▸ REQUIRED ACTIONS:
A: Decide whether each statement below agrees with the passage on craft. For each, answer yes or no and quote the deciding words. (i) Steve Jobs took a calligraphy class in college. (ii) The author wants readers to become as perfectionistic as Steve Jobs. (iii) A caring attitude and good intentions are enough without skill.
B: List every dimension of craft that the passage on craft below names.
C: Carry on the passage on craft below, starting after its final sentence.

[start TEXT EXCERPT]

Care: When we craft something, we also care about what we are creating or performing. Care, of course, goes hand in hand with intention. We care enough to clarify our intention, and then to make sure that we are realizing it to the best of our ability.

Skill: While having a caring attitude and the best of intentions is necessary, it isn’t sufficient. We also need the appropriate skills to realize our intention, including the ability to maintain and use our tools well, and to bring the best of our mind and body to the task at hand. If we pay attention to our online craft, we will be able to notice when we are proceeding skillfully, and when we’re not.

Learning: Finally, if we care enough for the quality of our outcome to bring our best skills to bear, then we will want to improve these skills. This requires a commitment of time and attention, to engage in an ongoing process of learning, which is what the exercises in this book are all about.

Craft played an important role in everything Steve Jobs accomplished, and he too was introduced to it through calligraphy. In his 2005 commencement address at Stanford, he talked about his discovery of the practice in college. “Reed College at that time offered perhaps the best calligraphy instruction in the country. Throughout the campus every poster, every label on every drawer, was beautifully hand calligraphed. . . . I decided to take a calligraphy class to learn how to do this. I learned about serif and sans serif typefaces, about varying the amount of space between different letter combinations, about what makes great typography great. It was beautiful, historical, artistically subtle in a way that science can’t capture, and I found it fascinating.” This exposure to calligraphy directly affected the design of the Macintosh computer—“If I had never dropped in on that single course in college,” Jobs said, “the Mac would have never had multiple typefaces or proportionally spaced fonts.” But beyond the specifics of letterforms and spacing, Jobs clearly absorbed the craft perspective. Through his leadership, Apple applied this perspective to its devices and their user interfaces, creating not just highly functional but beautiful products. Similarly, I believe that we can craft online practices and experiences that are more functional and artful, if not beautiful.2

Does this sound like I’m suggesting we all become as obsessively perfectionistic as Steve Jobs famously was, that we become Olympic-level email and Facebook users? This is by no means my intention. Rather, these four dimensions of craft—intention, care, skill, and learning—point us in a direction, not to a final outcome. By being more intentional in our online activities, by caring enough to spend that time well, by engaging mind, body, tools, and materials skillfully, and by spending time in learning through observation and reflection, we can avoid a certain amount of the mindless and stressful behavior that is now so common in our online lives. Ultimately, you will decide how much of this work you do, and when. Even small increments in your learning can have significant, positive consequences.

[end TEXT EXCERPT]
[start DATASET EXCERPT]

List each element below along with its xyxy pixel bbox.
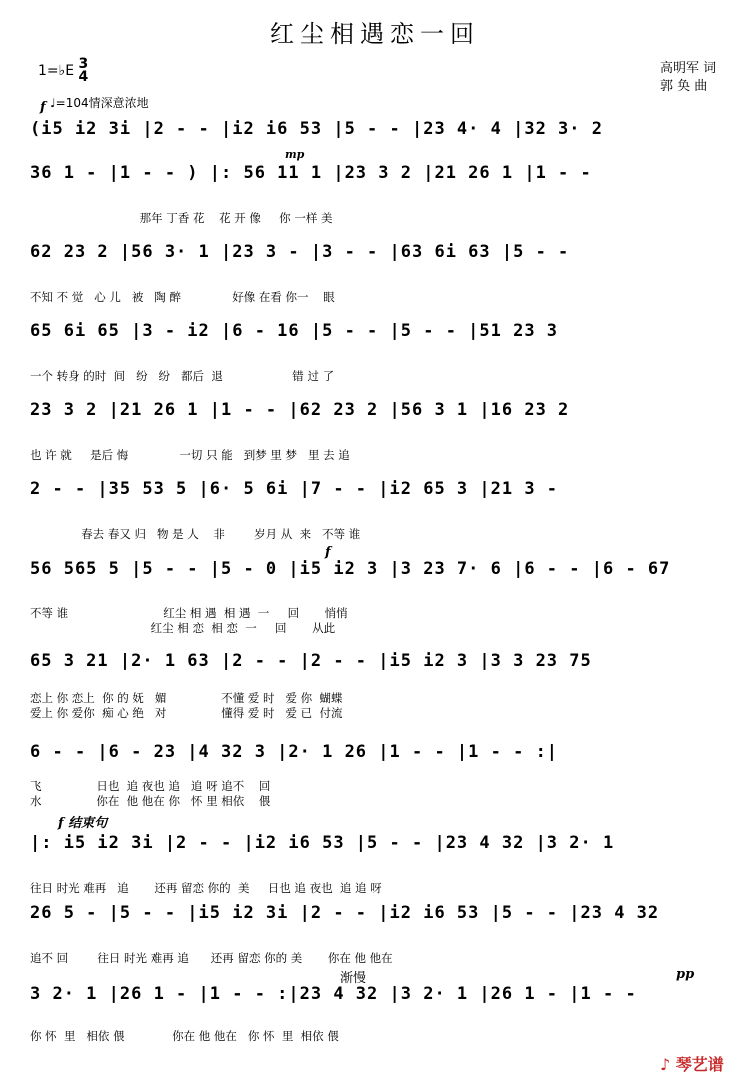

[end DATASET EXCERPT]

▸ FINAL RESULTS:
A:
(i) Yes: "I decided to take a calligraphy class to learn how to do this."
(ii) No: "This is by no means my intention."
(iii) No: "While having a caring attitude and the best of intentions is necessary, it isn’t sufficient."

B: intention, care, skill, learning

C:
I once heard a talk by someone who’d helped found the macrobiotics movement, which promoted a lean, grain-and-local-vegetable-based diet. He complained that later adherents had taken the diet too strictly and seriously. “Sometimes,” I recall him saying, “you just have to eat a Snickers bar.” As one of my students exclaimed: “Aren’t we allowed twenty minutes a day to let our mind and clicking hand wander and not judge the way in which our time is spent?” We certainly are, in my opinion. The challenge and the opportunity is to decide for ourselves when to engage with intention and care, and when to eat the Snickers bar (and when, sometimes, to eat the Snickers bar with intention and care). And when we decide to act intentionally and carefully, we ought to feel confident that our craft skills are up to the task.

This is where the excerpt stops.